- EXERCISE DIRECTIONS -
Write the material out again, line by line, exactly as it is.

- RECORD LIST -
****************************************

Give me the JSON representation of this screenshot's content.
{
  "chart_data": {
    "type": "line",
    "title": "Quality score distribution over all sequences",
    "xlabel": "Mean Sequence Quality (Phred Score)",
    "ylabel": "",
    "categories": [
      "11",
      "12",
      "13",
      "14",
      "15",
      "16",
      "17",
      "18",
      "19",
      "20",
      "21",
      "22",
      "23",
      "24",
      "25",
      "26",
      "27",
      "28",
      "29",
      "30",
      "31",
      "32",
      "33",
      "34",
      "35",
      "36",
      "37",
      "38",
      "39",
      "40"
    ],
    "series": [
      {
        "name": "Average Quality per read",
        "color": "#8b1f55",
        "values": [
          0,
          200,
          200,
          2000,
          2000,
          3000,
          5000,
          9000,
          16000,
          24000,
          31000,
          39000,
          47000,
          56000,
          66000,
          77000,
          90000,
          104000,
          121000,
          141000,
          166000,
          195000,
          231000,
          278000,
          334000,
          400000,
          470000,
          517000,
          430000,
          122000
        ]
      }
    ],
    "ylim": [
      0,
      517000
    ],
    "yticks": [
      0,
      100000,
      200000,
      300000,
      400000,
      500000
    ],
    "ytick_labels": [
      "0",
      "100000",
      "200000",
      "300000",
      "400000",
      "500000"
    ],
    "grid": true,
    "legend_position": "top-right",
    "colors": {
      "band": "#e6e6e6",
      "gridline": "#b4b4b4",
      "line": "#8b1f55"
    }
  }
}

****************************************

- SOLUTION FOR THIS TASK -
Give me the JSON representation of this screenshot's content.
{
  "chart_data": {
    "type": "line",
    "title": "Quality score distribution over all sequences",
    "xlabel": "Mean Sequence Quality (Phred Score)",
    "ylabel": "",
    "categories": [
      "11",
      "12",
      "13",
      "14",
      "15",
      "16",
      "17",
      "18",
      "19",
      "20",
      "21",
      "22",
      "23",
      "24",
      "25",
      "26",
      "27",
      "28",
      "29",
      "30",
      "31",
      "32",
      "33",
      "34",
      "35",
      "36",
      "37",
      "38",
      "39",
      "40"
    ],
    "series": [
      {
        "name": "Average Quality per read",
        "color": "#8b1f55",
        "values": [
          0,
          200,
          200,
          2000,
          2000,
          3000,
          5000,
          9000,
          16000,
          24000,
          31000,
          39000,
          47000,
          56000,
          66000,
          77000,
          90000,
          104000,
          121000,
          141000,
          166000,
          195000,
          231000,
          278000,
          334000,
          400000,
          470000,
          517000,
          430000,
          122000
        ]
      }
    ],
    "ylim": [
      0,
      517000
    ],
    "yticks": [
      0,
      100000,
      200000,
      300000,
      400000,
      500000
    ],
    "ytick_labels": [
      "0",
      "100000",
      "200000",
      "300000",
      "400000",
      "500000"
    ],
    "grid": true,
    "legend_position": "top-right",
    "colors": {
      "band": "#e6e6e6",
      "gridline": "#b4b4b4",
      "line": "#8b1f55"
    }
  }
}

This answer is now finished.